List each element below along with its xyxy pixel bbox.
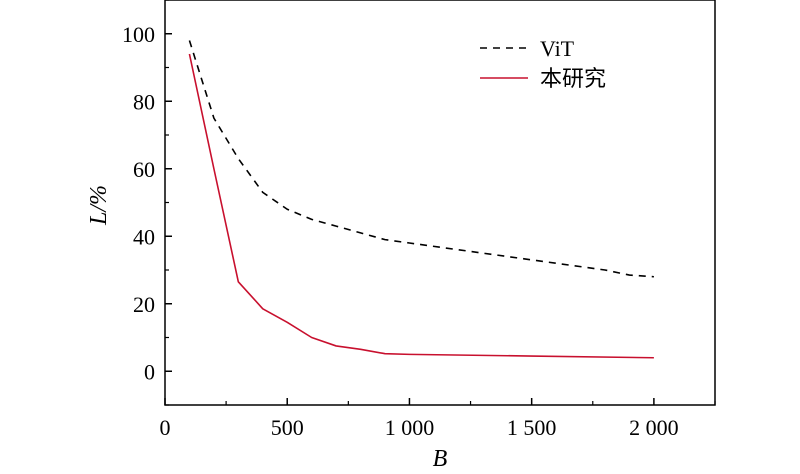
legend-label-vit: ViT	[540, 36, 575, 61]
x-tick-label: 1 000	[385, 415, 435, 440]
x-tick-label: 1 500	[507, 415, 557, 440]
x-axis-label: B	[433, 446, 448, 472]
plot-frame	[164, 0, 716, 406]
x-tick-label: 500	[271, 415, 304, 440]
y-tick-label: 0	[144, 359, 155, 384]
y-tick-label: 20	[133, 292, 155, 317]
y-tick-label: 40	[133, 224, 155, 249]
legend-label-this-study: 本研究	[540, 66, 606, 91]
x-tick-label: 2 000	[629, 415, 679, 440]
legend: ViT 本研究	[480, 36, 606, 91]
y-tick-label: 100	[122, 22, 155, 47]
y-axis-ticks: 0 20 40 60 80 100	[122, 0, 172, 406]
y-axis-label: L/%	[86, 185, 112, 226]
y-tick-label: 80	[133, 89, 155, 114]
x-axis-ticks: 0 500 1 000 1 500 2 000	[160, 398, 716, 440]
y-tick-label: 60	[133, 157, 155, 182]
x-tick-label: 0	[160, 415, 171, 440]
series-layer	[188, 40, 654, 359]
series-line-vit	[188, 40, 654, 278]
series-line-this-study	[188, 53, 654, 359]
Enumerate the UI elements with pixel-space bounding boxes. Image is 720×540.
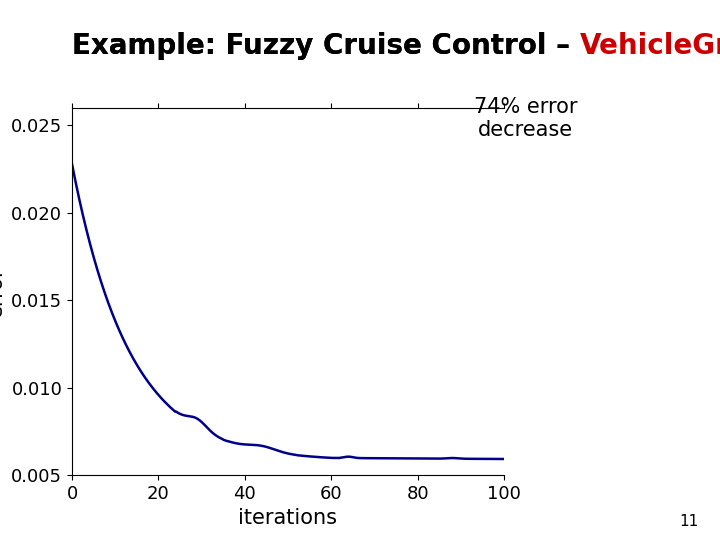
Text: 74% error
decrease: 74% error decrease <box>474 97 577 140</box>
Text: VehicleGrad.m: VehicleGrad.m <box>580 32 720 60</box>
X-axis label: iterations: iterations <box>238 509 338 529</box>
Y-axis label: error: error <box>0 266 6 317</box>
Text: Example: Fuzzy Cruise Control –: Example: Fuzzy Cruise Control – <box>72 32 580 60</box>
Text: 11: 11 <box>679 514 698 529</box>
Text: Example: Fuzzy Cruise Control –: Example: Fuzzy Cruise Control – <box>72 32 580 60</box>
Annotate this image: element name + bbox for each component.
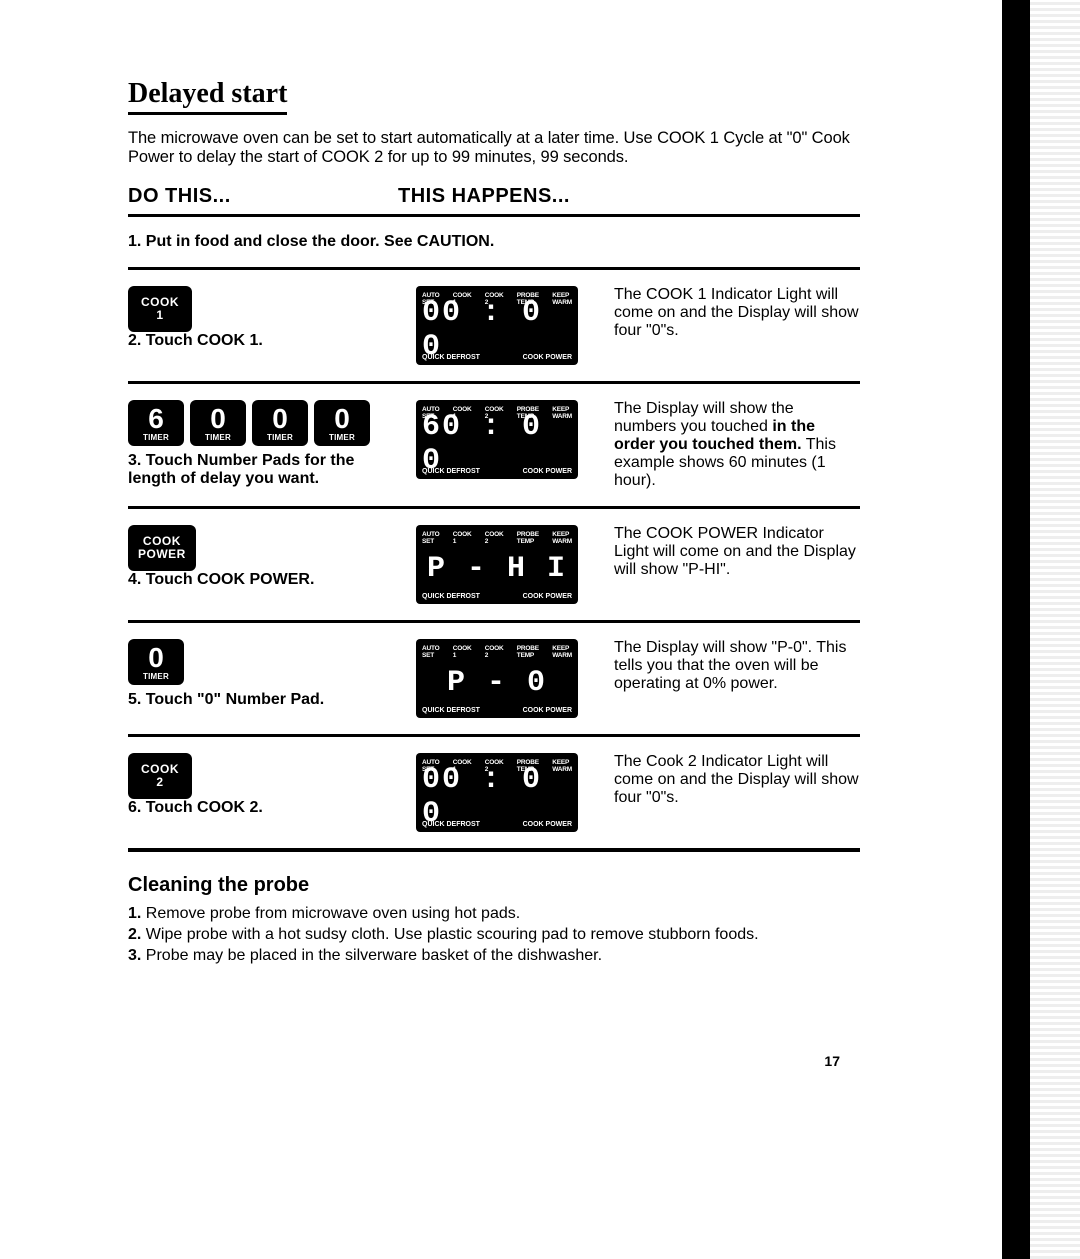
step-explanation: The Cook 2 Indicator Light will come on …	[614, 753, 860, 807]
document-page: Delayed start The microwave oven can be …	[0, 0, 1080, 1008]
cleaning-item: 3. Probe may be placed in the silverware…	[128, 947, 860, 965]
number-pad: 6TIMER	[128, 400, 184, 446]
microwave-button: COOK1	[128, 286, 192, 332]
step-row: 0TIMER5. Touch "0" Number Pad. AUTOSETCO…	[128, 623, 860, 737]
step-explanation: The COOK POWER Indicator Light will come…	[614, 525, 860, 579]
number-pad: 0TIMER	[252, 400, 308, 446]
heading-cleaning: Cleaning the probe	[128, 874, 860, 897]
step-row: 1. Put in food and close the door. See C…	[128, 217, 860, 270]
scan-noise-strip	[1002, 0, 1080, 1259]
number-pad: 0TIMER	[128, 639, 184, 685]
display-panel: AUTOSETCOOK1COOK2PROBETEMPKEEPWARM 00 : …	[416, 286, 578, 365]
display-panel: AUTOSETCOOK1COOK2PROBETEMPKEEPWARM 00 : …	[416, 753, 578, 832]
display-panel: AUTOSETCOOK1COOK2PROBETEMPKEEPWARM 60 : …	[416, 400, 578, 479]
column-headers: DO THIS... THIS HAPPENS...	[128, 177, 860, 217]
lcd-readout: P - H I	[427, 552, 567, 586]
step-row: 6TIMER0TIMER0TIMER0TIMER3. Touch Number …	[128, 384, 860, 509]
number-pad-group: 0TIMER	[128, 639, 398, 685]
display-panel: AUTOSETCOOK1COOK2PROBETEMPKEEPWARM P - 0…	[416, 639, 578, 718]
step-row: COOKPOWER4. Touch COOK POWER. AUTOSETCOO…	[128, 509, 860, 623]
number-pad-group: 6TIMER0TIMER0TIMER0TIMER	[128, 400, 398, 446]
lcd-readout: P - 0	[447, 666, 547, 700]
intro-text: The microwave oven can be set to start a…	[128, 129, 860, 167]
number-pad: 0TIMER	[314, 400, 370, 446]
page-number: 17	[824, 1053, 840, 1069]
step-row: COOK12. Touch COOK 1. AUTOSETCOOK1COOK2P…	[128, 270, 860, 384]
step-row: COOK26. Touch COOK 2. AUTOSETCOOK1COOK2P…	[128, 737, 860, 852]
cleaning-list: 1. Remove probe from microwave oven usin…	[128, 905, 860, 965]
step-explanation: The Display will show "P-0". This tells …	[614, 639, 860, 693]
cleaning-item: 1. Remove probe from microwave oven usin…	[128, 905, 860, 923]
display-panel: AUTOSETCOOK1COOK2PROBETEMPKEEPWARM P - H…	[416, 525, 578, 604]
col-this-happens: THIS HAPPENS...	[398, 185, 860, 208]
step-explanation: The Display will show the numbers you to…	[614, 400, 860, 490]
step-explanation: The COOK 1 Indicator Light will come on …	[614, 286, 860, 340]
microwave-button: COOK2	[128, 753, 192, 799]
cleaning-item: 2. Wipe probe with a hot sudsy cloth. Us…	[128, 926, 860, 944]
number-pad: 0TIMER	[190, 400, 246, 446]
col-do-this: DO THIS...	[128, 185, 398, 208]
heading-delayed-start: Delayed start	[128, 78, 287, 115]
microwave-button: COOKPOWER	[128, 525, 196, 571]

Required work
Write out all the items again without the pictures, renaming "step-explanation" to "step-description" everywhere it appears and changing nothing else.

Response
List each element below along with its xyxy pixel bbox.
legend-label-vit: ViT	[540, 36, 575, 61]
x-tick-label: 1 000	[385, 415, 435, 440]
x-tick-label: 1 500	[507, 415, 557, 440]
x-axis-label: B	[433, 446, 448, 472]
plot-frame	[164, 0, 716, 406]
x-tick-label: 500	[271, 415, 304, 440]
y-tick-label: 0	[144, 359, 155, 384]
y-tick-label: 20	[133, 292, 155, 317]
y-tick-label: 40	[133, 224, 155, 249]
legend-label-this-study: 本研究	[540, 66, 606, 91]
x-tick-label: 2 000	[629, 415, 679, 440]
legend: ViT 本研究	[480, 36, 606, 91]
y-tick-label: 100	[122, 22, 155, 47]
y-axis-ticks: 0 20 40 60 80 100	[122, 0, 172, 406]
y-axis-label: L/%	[86, 185, 112, 226]
y-tick-label: 80	[133, 89, 155, 114]
x-axis-ticks: 0 500 1 000 1 500 2 000	[160, 398, 716, 440]
y-tick-label: 60	[133, 157, 155, 182]
x-tick-label: 0	[160, 415, 171, 440]
series-layer	[188, 40, 654, 359]
series-line-vit	[188, 40, 654, 278]
series-line-this-study	[188, 53, 654, 359]
Enumerate the UI elements with pixel-space bounding boxes. Image is 720×540.
Text: 74% error
decrease: 74% error decrease <box>474 97 577 140</box>
Text: VehicleGrad.m: VehicleGrad.m <box>580 32 720 60</box>
X-axis label: iterations: iterations <box>238 509 338 529</box>
Y-axis label: error: error <box>0 266 6 317</box>
Text: Example: Fuzzy Cruise Control –: Example: Fuzzy Cruise Control – <box>72 32 580 60</box>
Text: 11: 11 <box>679 514 698 529</box>
Text: Example: Fuzzy Cruise Control –: Example: Fuzzy Cruise Control – <box>72 32 580 60</box>
Annotate this image: element name + bbox for each component.
step-description: The Cook 2 Indicator Light will come on …	[614, 753, 860, 807]
document-page: Delayed start The microwave oven can be …	[0, 0, 1080, 1008]
cleaning-item: 3. Probe may be placed in the silverware…	[128, 947, 860, 965]
number-pad: 6TIMER	[128, 400, 184, 446]
microwave-button: COOK1	[128, 286, 192, 332]
step-row: 0TIMER5. Touch "0" Number Pad. AUTOSETCO…	[128, 623, 860, 737]
step-description: The COOK POWER Indicator Light will come…	[614, 525, 860, 579]
number-pad: 0TIMER	[252, 400, 308, 446]
heading-cleaning: Cleaning the probe	[128, 874, 860, 897]
step-row: 1. Put in food and close the door. See C…	[128, 217, 860, 270]
scan-noise-strip	[1002, 0, 1080, 1259]
number-pad: 0TIMER	[128, 639, 184, 685]
display-panel: AUTOSETCOOK1COOK2PROBETEMPKEEPWARM 00 : …	[416, 286, 578, 365]
display-panel: AUTOSETCOOK1COOK2PROBETEMPKEEPWARM 00 : …	[416, 753, 578, 832]
display-panel: AUTOSETCOOK1COOK2PROBETEMPKEEPWARM 60 : …	[416, 400, 578, 479]
column-headers: DO THIS... THIS HAPPENS...	[128, 177, 860, 217]
lcd-readout: P - H I	[427, 552, 567, 586]
step-row: 6TIMER0TIMER0TIMER0TIMER3. Touch Number …	[128, 384, 860, 509]
number-pad-group: 0TIMER	[128, 639, 398, 685]
display-panel: AUTOSETCOOK1COOK2PROBETEMPKEEPWARM P - 0…	[416, 639, 578, 718]
step-row: COOKPOWER4. Touch COOK POWER. AUTOSETCOO…	[128, 509, 860, 623]
number-pad-group: 6TIMER0TIMER0TIMER0TIMER	[128, 400, 398, 446]
lcd-readout: P - 0	[447, 666, 547, 700]
intro-text: The microwave oven can be set to start a…	[128, 129, 860, 167]
number-pad: 0TIMER	[314, 400, 370, 446]
page-number: 17	[824, 1053, 840, 1069]
step-row: COOK12. Touch COOK 1. AUTOSETCOOK1COOK2P…	[128, 270, 860, 384]
step-row: COOK26. Touch COOK 2. AUTOSETCOOK1COOK2P…	[128, 737, 860, 852]
cleaning-list: 1. Remove probe from microwave oven usin…	[128, 905, 860, 965]
step-description: The Display will show "P-0". This tells …	[614, 639, 860, 693]
cleaning-item: 1. Remove probe from microwave oven usin…	[128, 905, 860, 923]
display-panel: AUTOSETCOOK1COOK2PROBETEMPKEEPWARM P - H…	[416, 525, 578, 604]
col-this-happens: THIS HAPPENS...	[398, 185, 860, 208]
step-description: The Display will show the numbers you to…	[614, 400, 860, 490]
step-description: The COOK 1 Indicator Light will come on …	[614, 286, 860, 340]
microwave-button: COOK2	[128, 753, 192, 799]
cleaning-item: 2. Wipe probe with a hot sudsy cloth. Us…	[128, 926, 860, 944]
number-pad: 0TIMER	[190, 400, 246, 446]
col-do-this: DO THIS...	[128, 185, 398, 208]
heading-delayed-start: Delayed start	[128, 78, 287, 115]
microwave-button: COOKPOWER	[128, 525, 196, 571]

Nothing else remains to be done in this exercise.